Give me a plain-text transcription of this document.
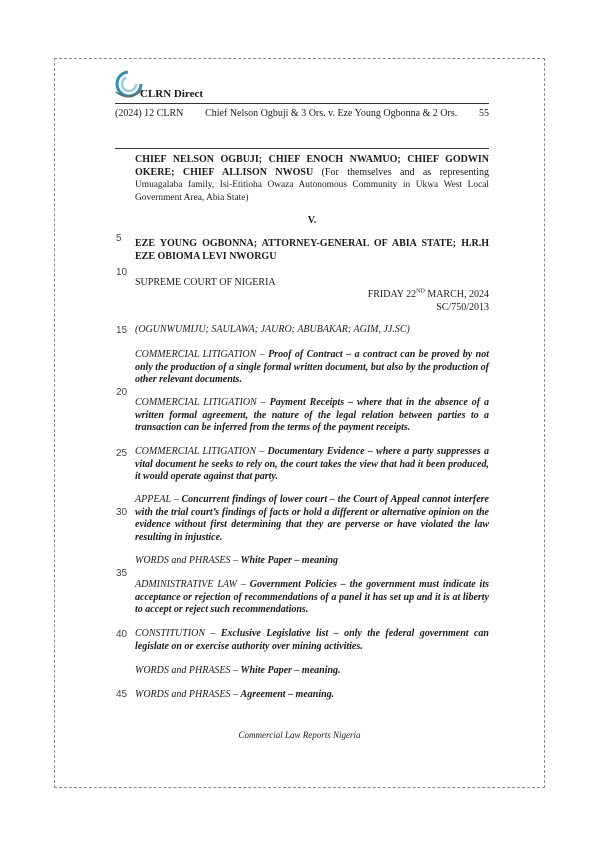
CLRN Direct
(2024) 12 CLRN Chief Nelson Ogbuji & 3 Ors. v. Eze Young Ogbonna & 2 Ors. 55
5
10
15
20
25
30
35
40
45
CHIEF NELSON OGBUJI; CHIEF ENOCH NWAMUO; CHIEF GODWIN OKERE; CHIEF ALLISON NWOSU (For themselves and as representing Umuagalaba family, Isi-Etitioha Owaza Autonomous Community in Ukwa West Local Government Area, Abia State)
V.
EZE YOUNG OGBONNA; ATTORNEY-GENERAL OF ABIA STATE; H.R.H EZE OBIOMA LEVI NWORGU
SUPREME COURT OF NIGERIA
FRIDAY 22ND MARCH, 2024
SC/750/2013
(OGUNWUMIJU; SAULAWA; JAURO; ABUBAKAR; AGIM, JJ.SC)
COMMERCIAL LITIGATION – Proof of Contract – a contract can be proved by not only the production of a single formal written document, but also by the production of other relevant documents.
COMMERCIAL LITIGATION – Payment Receipts – where that in the absence of a written formal agreement, the nature of the legal relation between parties to a transaction can be inferred from the terms of the payment receipts.
COMMERCIAL LITIGATION – Documentary Evidence – where a party suppresses a vital document he seeks to rely on, the court takes the view that had it been produced, it would operate against that party.
APPEAL – Concurrent findings of lower court – the Court of Appeal cannot interfere with the trial court’s findings of facts or hold a different or alternative opinion on the evidence without first determining that they are perverse or have violated the law resulting in injustice.
WORDS and PHRASES – White Paper – meaning
ADMINISTRATIVE LAW – Government Policies – the government must indicate its acceptance or rejection of recommendations of a panel it has set up and it is at liberty to accept or reject such recommendations.
CONSTITUTION – Exclusive Legislative list – only the federal government can legislate on or exercise authority over mining activities.
WORDS and PHRASES – White Paper – meaning.
WORDS and PHRASES – Agreement – meaning.
Commercial Law Reports Nigeria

-*-*-

• **Exercise details**: Give only the number of lines in the entries above that contain the string "CLRN".

• **Problem solution**: 2